Collected data
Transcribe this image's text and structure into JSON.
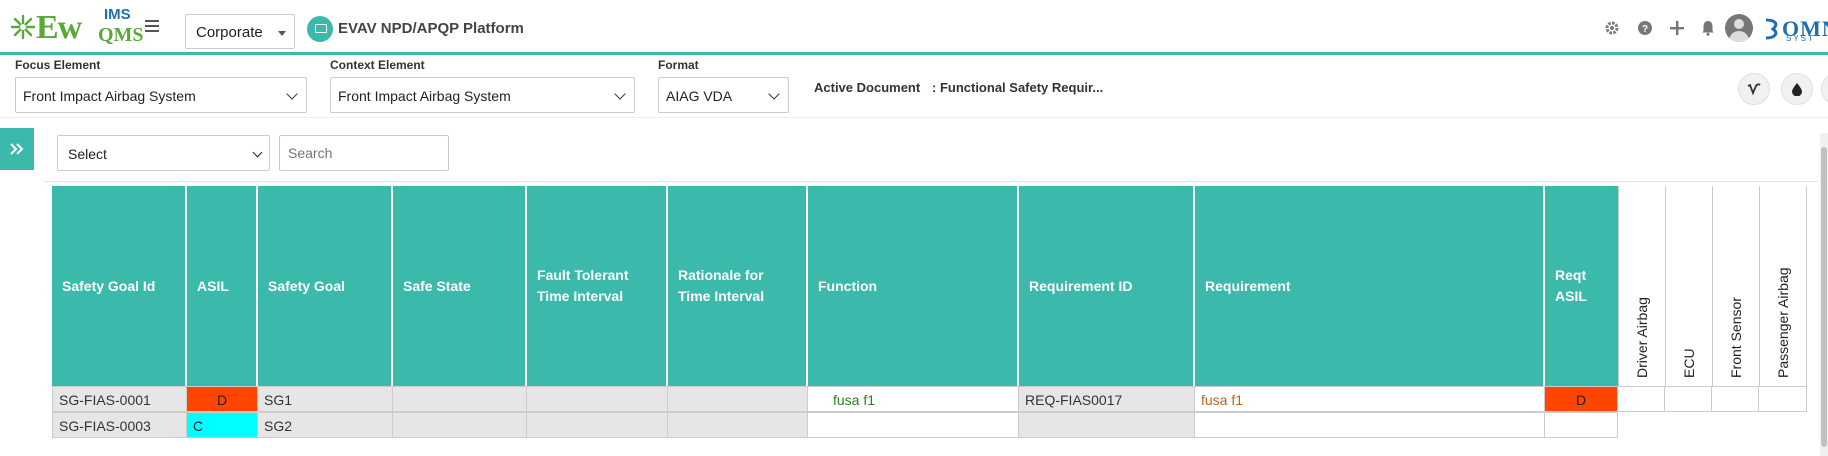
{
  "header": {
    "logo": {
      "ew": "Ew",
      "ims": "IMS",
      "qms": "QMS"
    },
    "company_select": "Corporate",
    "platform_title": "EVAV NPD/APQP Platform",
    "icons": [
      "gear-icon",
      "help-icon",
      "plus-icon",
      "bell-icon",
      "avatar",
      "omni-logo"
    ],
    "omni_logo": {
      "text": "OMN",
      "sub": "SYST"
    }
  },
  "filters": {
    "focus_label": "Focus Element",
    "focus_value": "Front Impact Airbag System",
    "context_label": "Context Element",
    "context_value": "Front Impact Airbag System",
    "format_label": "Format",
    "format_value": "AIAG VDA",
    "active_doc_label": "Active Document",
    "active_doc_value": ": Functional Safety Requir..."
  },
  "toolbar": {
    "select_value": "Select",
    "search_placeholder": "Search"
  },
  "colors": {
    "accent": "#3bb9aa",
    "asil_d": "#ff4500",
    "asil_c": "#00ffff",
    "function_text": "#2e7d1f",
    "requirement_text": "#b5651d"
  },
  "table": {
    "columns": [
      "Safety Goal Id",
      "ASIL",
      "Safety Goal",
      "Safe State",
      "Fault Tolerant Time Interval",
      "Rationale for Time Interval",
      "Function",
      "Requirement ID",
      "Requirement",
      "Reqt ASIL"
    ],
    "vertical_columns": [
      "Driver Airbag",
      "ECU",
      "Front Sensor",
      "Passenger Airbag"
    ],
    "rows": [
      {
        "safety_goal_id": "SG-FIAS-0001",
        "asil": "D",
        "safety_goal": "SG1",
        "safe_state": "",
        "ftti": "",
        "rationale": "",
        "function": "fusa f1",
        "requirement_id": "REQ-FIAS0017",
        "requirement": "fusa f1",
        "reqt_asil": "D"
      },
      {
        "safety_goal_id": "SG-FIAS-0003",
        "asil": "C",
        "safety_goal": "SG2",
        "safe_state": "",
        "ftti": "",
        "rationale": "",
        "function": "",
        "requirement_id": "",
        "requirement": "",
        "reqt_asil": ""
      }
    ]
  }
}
--
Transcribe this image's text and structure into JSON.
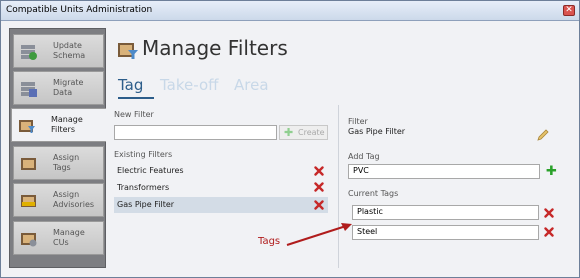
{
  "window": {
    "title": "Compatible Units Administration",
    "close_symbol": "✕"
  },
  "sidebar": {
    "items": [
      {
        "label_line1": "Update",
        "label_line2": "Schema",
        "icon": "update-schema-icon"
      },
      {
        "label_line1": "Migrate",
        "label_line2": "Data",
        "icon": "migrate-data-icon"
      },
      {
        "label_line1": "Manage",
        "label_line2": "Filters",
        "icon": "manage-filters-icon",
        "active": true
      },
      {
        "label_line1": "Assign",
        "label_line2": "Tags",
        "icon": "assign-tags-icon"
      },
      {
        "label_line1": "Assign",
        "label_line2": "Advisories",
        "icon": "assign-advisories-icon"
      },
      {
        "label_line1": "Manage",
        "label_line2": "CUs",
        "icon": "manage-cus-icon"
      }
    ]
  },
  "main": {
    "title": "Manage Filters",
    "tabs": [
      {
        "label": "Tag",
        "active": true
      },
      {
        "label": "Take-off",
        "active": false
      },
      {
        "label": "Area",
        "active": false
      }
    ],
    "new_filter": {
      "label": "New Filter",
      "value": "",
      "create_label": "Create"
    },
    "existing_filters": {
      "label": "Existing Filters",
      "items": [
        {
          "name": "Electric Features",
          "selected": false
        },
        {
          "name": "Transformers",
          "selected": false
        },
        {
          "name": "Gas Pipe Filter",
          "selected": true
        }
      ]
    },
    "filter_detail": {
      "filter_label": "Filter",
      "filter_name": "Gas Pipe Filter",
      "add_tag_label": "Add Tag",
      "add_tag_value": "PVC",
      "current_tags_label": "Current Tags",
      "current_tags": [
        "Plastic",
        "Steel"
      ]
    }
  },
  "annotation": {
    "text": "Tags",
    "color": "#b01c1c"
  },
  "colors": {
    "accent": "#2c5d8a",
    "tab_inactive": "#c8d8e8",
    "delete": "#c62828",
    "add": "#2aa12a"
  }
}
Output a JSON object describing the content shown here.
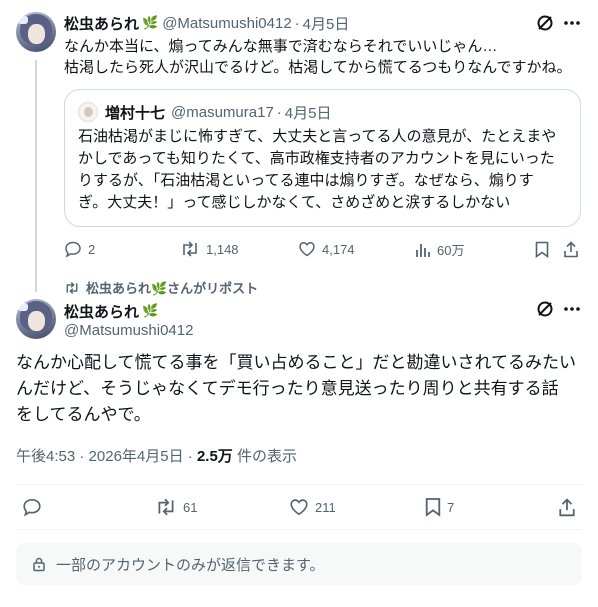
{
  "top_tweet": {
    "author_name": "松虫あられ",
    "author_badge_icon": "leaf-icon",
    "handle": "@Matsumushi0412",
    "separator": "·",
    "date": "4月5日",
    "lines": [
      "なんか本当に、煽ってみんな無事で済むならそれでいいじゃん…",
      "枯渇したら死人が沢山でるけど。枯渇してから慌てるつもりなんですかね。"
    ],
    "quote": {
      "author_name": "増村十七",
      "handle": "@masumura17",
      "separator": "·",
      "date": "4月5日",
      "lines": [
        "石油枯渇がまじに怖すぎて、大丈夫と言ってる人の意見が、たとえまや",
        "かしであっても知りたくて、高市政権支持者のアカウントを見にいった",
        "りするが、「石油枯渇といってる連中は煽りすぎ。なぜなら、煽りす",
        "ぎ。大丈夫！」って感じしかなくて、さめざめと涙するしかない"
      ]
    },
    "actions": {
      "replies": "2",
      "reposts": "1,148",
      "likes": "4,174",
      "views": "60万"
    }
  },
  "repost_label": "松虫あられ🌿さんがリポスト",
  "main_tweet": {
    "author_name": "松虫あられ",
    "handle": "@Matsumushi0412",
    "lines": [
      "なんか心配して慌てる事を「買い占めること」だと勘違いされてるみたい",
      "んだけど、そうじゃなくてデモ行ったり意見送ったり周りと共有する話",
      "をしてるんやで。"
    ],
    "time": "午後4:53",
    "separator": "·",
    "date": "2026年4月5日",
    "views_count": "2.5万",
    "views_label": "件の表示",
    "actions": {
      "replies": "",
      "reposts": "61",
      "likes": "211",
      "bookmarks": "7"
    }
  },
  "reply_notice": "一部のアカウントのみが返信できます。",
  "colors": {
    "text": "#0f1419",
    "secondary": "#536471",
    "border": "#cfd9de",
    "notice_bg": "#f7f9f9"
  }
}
---
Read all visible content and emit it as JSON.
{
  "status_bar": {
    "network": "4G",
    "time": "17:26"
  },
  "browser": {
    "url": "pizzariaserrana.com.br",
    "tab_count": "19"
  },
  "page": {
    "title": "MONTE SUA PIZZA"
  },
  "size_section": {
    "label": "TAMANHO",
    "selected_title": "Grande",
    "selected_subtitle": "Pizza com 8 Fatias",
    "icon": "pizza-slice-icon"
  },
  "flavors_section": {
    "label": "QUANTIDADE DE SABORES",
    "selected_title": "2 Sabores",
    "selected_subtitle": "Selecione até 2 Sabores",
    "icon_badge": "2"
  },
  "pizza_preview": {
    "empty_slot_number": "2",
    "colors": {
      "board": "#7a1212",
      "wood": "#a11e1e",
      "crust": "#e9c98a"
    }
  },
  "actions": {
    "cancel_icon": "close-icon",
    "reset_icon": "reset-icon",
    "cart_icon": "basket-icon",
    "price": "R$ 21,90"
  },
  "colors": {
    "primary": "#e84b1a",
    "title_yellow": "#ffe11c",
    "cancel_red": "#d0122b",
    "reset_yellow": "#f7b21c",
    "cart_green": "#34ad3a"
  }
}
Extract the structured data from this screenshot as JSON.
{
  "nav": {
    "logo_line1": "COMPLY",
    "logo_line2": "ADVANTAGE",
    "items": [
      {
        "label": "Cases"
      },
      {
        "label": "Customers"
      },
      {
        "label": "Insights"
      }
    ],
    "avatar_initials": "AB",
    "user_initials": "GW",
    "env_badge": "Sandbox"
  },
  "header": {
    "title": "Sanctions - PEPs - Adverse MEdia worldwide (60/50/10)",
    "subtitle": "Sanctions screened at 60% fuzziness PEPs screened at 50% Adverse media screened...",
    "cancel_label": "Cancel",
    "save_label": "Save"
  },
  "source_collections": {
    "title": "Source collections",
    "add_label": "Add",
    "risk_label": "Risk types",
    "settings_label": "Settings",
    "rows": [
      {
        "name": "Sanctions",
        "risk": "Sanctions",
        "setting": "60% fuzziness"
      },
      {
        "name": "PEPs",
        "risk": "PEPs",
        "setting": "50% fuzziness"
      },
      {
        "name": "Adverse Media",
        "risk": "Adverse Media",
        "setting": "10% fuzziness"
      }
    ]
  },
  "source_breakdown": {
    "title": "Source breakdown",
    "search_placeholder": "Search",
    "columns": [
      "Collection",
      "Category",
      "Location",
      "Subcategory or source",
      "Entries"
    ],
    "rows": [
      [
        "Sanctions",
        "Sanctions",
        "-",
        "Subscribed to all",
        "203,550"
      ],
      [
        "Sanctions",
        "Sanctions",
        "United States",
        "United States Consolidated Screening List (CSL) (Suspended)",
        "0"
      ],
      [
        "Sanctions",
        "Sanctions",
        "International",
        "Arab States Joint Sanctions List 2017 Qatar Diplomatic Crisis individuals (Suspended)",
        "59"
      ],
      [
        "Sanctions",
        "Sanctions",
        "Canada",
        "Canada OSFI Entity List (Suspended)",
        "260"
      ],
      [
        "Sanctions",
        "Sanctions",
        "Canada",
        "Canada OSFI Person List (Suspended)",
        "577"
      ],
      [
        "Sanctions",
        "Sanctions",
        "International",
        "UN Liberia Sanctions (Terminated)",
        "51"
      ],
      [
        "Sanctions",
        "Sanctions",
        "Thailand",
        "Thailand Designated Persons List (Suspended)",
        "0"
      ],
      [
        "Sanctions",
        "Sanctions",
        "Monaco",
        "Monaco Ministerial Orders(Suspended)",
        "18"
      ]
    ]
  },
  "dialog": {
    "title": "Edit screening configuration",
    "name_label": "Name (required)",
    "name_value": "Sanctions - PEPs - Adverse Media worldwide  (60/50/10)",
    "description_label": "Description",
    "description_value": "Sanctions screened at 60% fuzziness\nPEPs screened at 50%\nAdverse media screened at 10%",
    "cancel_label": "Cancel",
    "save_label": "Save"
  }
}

Challenge: Only lines with "worldwide" are wanted here; list each of them.

Answer to the exercise:
    "title": "Sanctions - PEPs - Adverse MEdia worldwide (60/50/10)",
    "name_value": "Sanctions - PEPs - Adverse Media worldwide  (60/50/10)",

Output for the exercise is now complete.